* _Task requirements_
Repeat each entry exactly and drop the pictures.

Records excerpted from a collection
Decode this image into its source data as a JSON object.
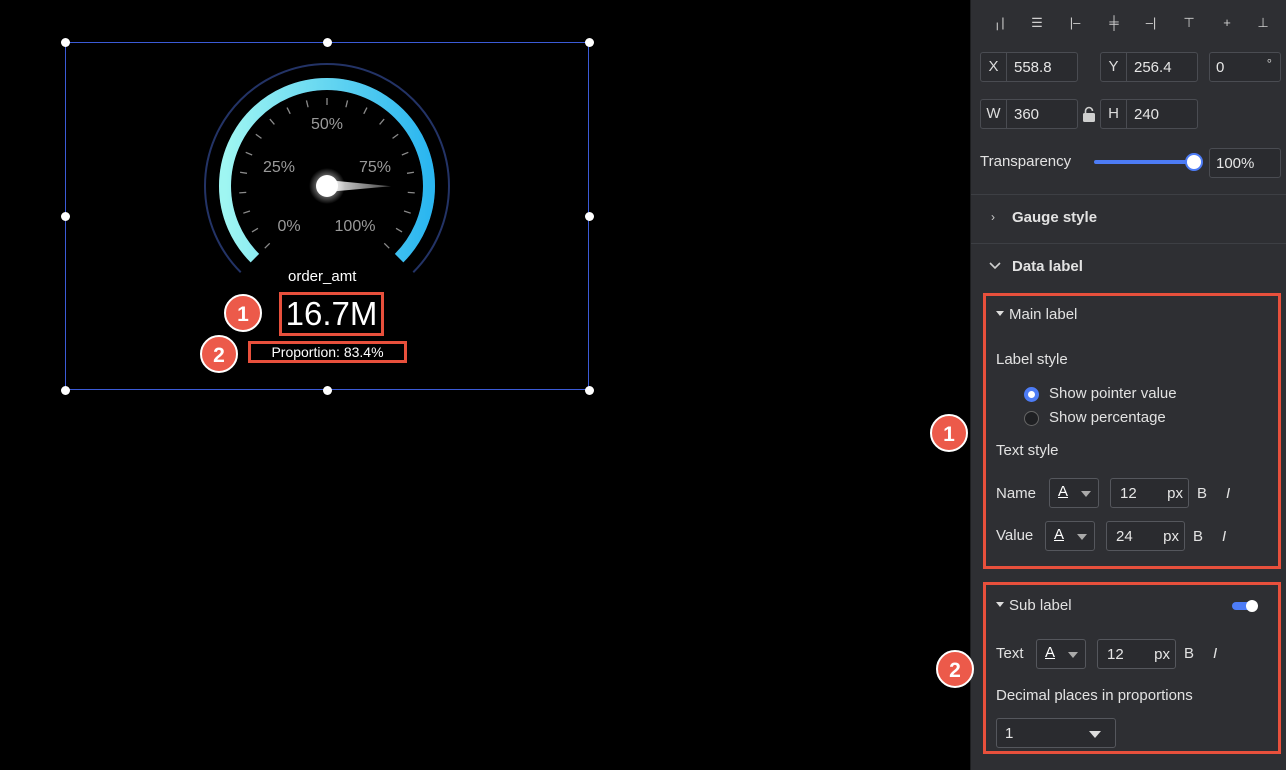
{
  "canvas": {
    "gauge": {
      "tick_labels": [
        "0%",
        "25%",
        "50%",
        "75%",
        "100%"
      ],
      "field_name": "order_amt",
      "value": "16.7M",
      "sub_label": "Proportion: 83.4%",
      "pointer_fraction": 0.834,
      "colors": {
        "arc_start": "#9ff6f2",
        "arc_end": "#2bb6f0",
        "outer_ring": "#233366"
      }
    },
    "markers": [
      "1",
      "2"
    ]
  },
  "panel": {
    "align_icons": [
      "align-left-icon",
      "align-center-h-icon",
      "align-right-icon",
      "distribute-h-icon",
      "align-right-edge-icon",
      "align-top-icon",
      "align-middle-v-icon",
      "align-bottom-icon"
    ],
    "position": {
      "x_label": "X",
      "x_value": "558.8",
      "y_label": "Y",
      "y_value": "256.4",
      "rotation_value": "0",
      "rotation_unit": "°",
      "w_label": "W",
      "w_value": "360",
      "h_label": "H",
      "h_value": "240"
    },
    "transparency": {
      "label": "Transparency",
      "value": "100%",
      "level": 1.0
    },
    "sections": {
      "gauge_style": "Gauge style",
      "data_label": "Data label"
    },
    "main_label": {
      "title": "Main label",
      "label_style_heading": "Label style",
      "options": [
        "Show pointer value",
        "Show percentage"
      ],
      "selected_option": 0,
      "text_style_heading": "Text style",
      "name_row": {
        "label": "Name",
        "font_a": "A",
        "size": "12",
        "unit": "px",
        "bold": "B",
        "italic": "I"
      },
      "value_row": {
        "label": "Value",
        "font_a": "A",
        "size": "24",
        "unit": "px",
        "bold": "B",
        "italic": "I"
      }
    },
    "sub_label": {
      "title": "Sub label",
      "enabled": true,
      "text_row": {
        "label": "Text",
        "font_a": "A",
        "size": "12",
        "unit": "px",
        "bold": "B",
        "italic": "I"
      },
      "decimal_heading": "Decimal places in proportions",
      "decimal_value": "1"
    },
    "markers": [
      "1",
      "2"
    ],
    "colors": {
      "accent": "#4d7cf6",
      "highlight": "#e8503c"
    }
  }
}
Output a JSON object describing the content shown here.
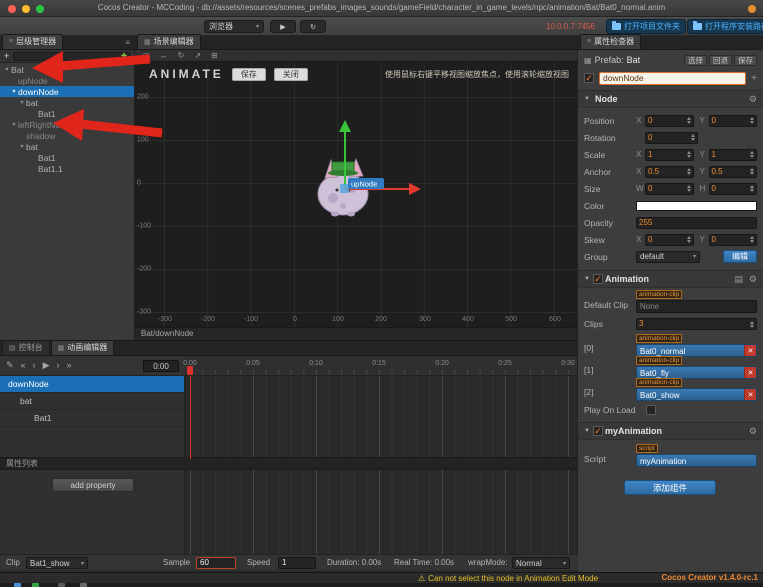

* _Reply_
Decode this image into its source data as a JSON object.
{
  "canvas": {
    "gauge": {
      "tick_labels": [
        "0%",
        "25%",
        "50%",
        "75%",
        "100%"
      ],
      "field_name": "order_amt",
      "value": "16.7M",
      "sub_label": "Proportion: 83.4%",
      "pointer_fraction": 0.834,
      "colors": {
        "arc_start": "#9ff6f2",
        "arc_end": "#2bb6f0",
        "outer_ring": "#233366"
      }
    },
    "markers": [
      "1",
      "2"
    ]
  },
  "panel": {
    "align_icons": [
      "align-left-icon",
      "align-center-h-icon",
      "align-right-icon",
      "distribute-h-icon",
      "align-right-edge-icon",
      "align-top-icon",
      "align-middle-v-icon",
      "align-bottom-icon"
    ],
    "position": {
      "x_label": "X",
      "x_value": "558.8",
      "y_label": "Y",
      "y_value": "256.4",
      "rotation_value": "0",
      "rotation_unit": "°",
      "w_label": "W",
      "w_value": "360",
      "h_label": "H",
      "h_value": "240"
    },
    "transparency": {
      "label": "Transparency",
      "value": "100%",
      "level": 1.0
    },
    "sections": {
      "gauge_style": "Gauge style",
      "data_label": "Data label"
    },
    "main_label": {
      "title": "Main label",
      "label_style_heading": "Label style",
      "options": [
        "Show pointer value",
        "Show percentage"
      ],
      "selected_option": 0,
      "text_style_heading": "Text style",
      "name_row": {
        "label": "Name",
        "font_a": "A",
        "size": "12",
        "unit": "px",
        "bold": "B",
        "italic": "I"
      },
      "value_row": {
        "label": "Value",
        "font_a": "A",
        "size": "24",
        "unit": "px",
        "bold": "B",
        "italic": "I"
      }
    },
    "sub_label": {
      "title": "Sub label",
      "enabled": true,
      "text_row": {
        "label": "Text",
        "font_a": "A",
        "size": "12",
        "unit": "px",
        "bold": "B",
        "italic": "I"
      },
      "decimal_heading": "Decimal places in proportions",
      "decimal_value": "1"
    },
    "markers": [
      "1",
      "2"
    ],
    "colors": {
      "accent": "#4d7cf6",
      "highlight": "#e8503c"
    }
  }
}
Output a JSON object describing the content shown here.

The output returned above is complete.